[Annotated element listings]
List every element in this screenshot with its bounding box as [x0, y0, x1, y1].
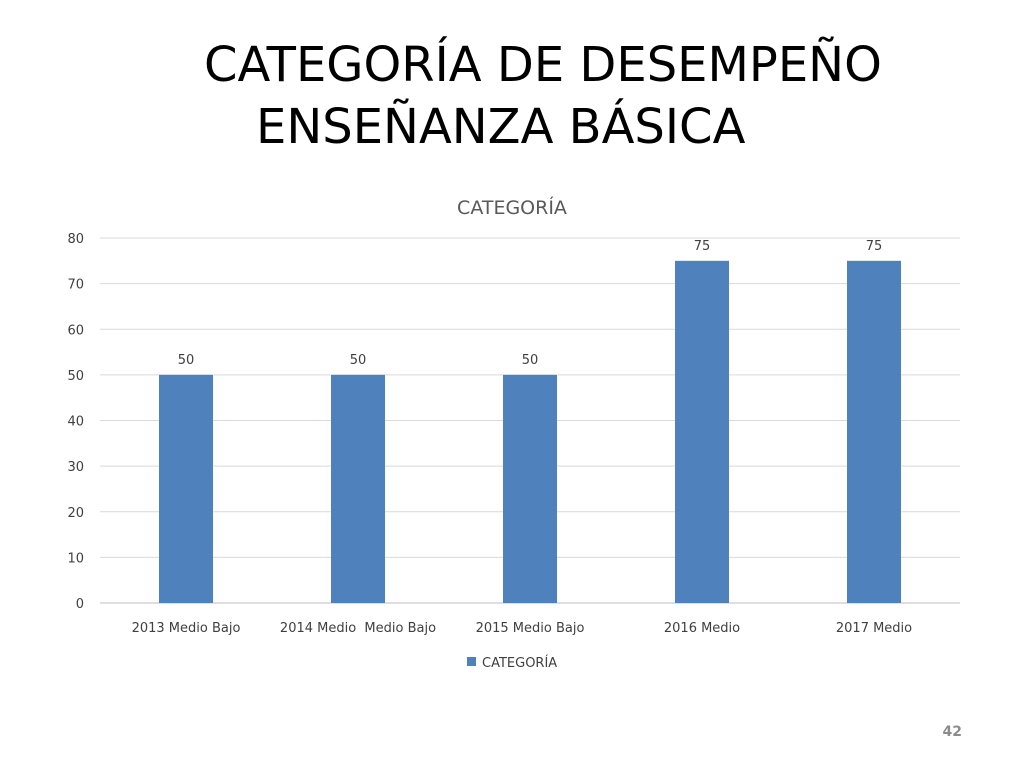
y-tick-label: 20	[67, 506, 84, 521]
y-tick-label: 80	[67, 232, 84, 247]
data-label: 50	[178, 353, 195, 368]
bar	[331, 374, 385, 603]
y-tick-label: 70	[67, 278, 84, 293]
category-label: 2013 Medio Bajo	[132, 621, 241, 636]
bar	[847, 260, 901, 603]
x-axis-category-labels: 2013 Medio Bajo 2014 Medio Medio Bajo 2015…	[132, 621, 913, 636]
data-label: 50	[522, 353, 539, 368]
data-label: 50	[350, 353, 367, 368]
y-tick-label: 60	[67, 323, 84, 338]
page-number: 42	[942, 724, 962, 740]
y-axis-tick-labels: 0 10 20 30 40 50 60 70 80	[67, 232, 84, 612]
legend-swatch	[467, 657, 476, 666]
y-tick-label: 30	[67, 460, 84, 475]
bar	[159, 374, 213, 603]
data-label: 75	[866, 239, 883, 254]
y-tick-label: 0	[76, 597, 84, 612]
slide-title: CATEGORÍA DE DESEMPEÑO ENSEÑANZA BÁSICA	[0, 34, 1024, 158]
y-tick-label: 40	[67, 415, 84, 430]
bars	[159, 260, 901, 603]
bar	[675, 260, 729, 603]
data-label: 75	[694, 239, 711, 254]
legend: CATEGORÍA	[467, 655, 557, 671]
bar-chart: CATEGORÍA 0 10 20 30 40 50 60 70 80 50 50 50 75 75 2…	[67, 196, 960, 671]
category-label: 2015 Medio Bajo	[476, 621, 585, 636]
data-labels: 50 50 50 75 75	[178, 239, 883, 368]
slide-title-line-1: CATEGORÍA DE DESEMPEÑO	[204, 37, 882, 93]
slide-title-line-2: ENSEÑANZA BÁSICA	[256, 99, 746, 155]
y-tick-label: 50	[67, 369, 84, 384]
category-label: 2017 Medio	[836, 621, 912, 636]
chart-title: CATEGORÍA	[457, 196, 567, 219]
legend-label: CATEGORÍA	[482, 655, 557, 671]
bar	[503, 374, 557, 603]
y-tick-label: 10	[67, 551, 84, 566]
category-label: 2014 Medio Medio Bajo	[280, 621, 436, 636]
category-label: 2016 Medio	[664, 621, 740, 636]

(Directions): Extract the lines of the entries above verbatim, omitting the pictures.

(Result of this exercise):
List every element in this screenshot with its bounding box as [x0, y0, x1, y1].
y-tick-label: 20	[67, 506, 84, 521]
y-tick-label: 80	[67, 232, 84, 247]
data-label: 50	[178, 353, 195, 368]
bar	[331, 374, 385, 603]
y-tick-label: 70	[67, 278, 84, 293]
category-label: 2013 Medio Bajo	[132, 621, 241, 636]
bar	[847, 260, 901, 603]
x-axis-category-labels: 2013 Medio Bajo 2014 Medio Medio Bajo 2015…	[132, 621, 913, 636]
data-label: 50	[522, 353, 539, 368]
data-label: 50	[350, 353, 367, 368]
y-tick-label: 60	[67, 323, 84, 338]
page-number: 42	[942, 724, 962, 740]
y-axis-tick-labels: 0 10 20 30 40 50 60 70 80	[67, 232, 84, 612]
legend-swatch	[467, 657, 476, 666]
y-tick-label: 30	[67, 460, 84, 475]
bar	[159, 374, 213, 603]
data-label: 75	[866, 239, 883, 254]
y-tick-label: 0	[76, 597, 84, 612]
slide-title: CATEGORÍA DE DESEMPEÑO ENSEÑANZA BÁSICA	[0, 34, 1024, 158]
y-tick-label: 40	[67, 415, 84, 430]
bars	[159, 260, 901, 603]
bar	[675, 260, 729, 603]
data-label: 75	[694, 239, 711, 254]
legend: CATEGORÍA	[467, 655, 557, 671]
bar-chart: CATEGORÍA 0 10 20 30 40 50 60 70 80 50 50 50 75 75 2…	[67, 196, 960, 671]
category-label: 2015 Medio Bajo	[476, 621, 585, 636]
data-labels: 50 50 50 75 75	[178, 239, 883, 368]
slide-title-line-1: CATEGORÍA DE DESEMPEÑO	[204, 37, 882, 93]
slide-title-line-2: ENSEÑANZA BÁSICA	[256, 99, 746, 155]
y-tick-label: 50	[67, 369, 84, 384]
category-label: 2017 Medio	[836, 621, 912, 636]
chart-title: CATEGORÍA	[457, 196, 567, 219]
legend-label: CATEGORÍA	[482, 655, 557, 671]
bar	[503, 374, 557, 603]
y-tick-label: 10	[67, 551, 84, 566]
category-label: 2014 Medio Medio Bajo	[280, 621, 436, 636]
category-label: 2016 Medio	[664, 621, 740, 636]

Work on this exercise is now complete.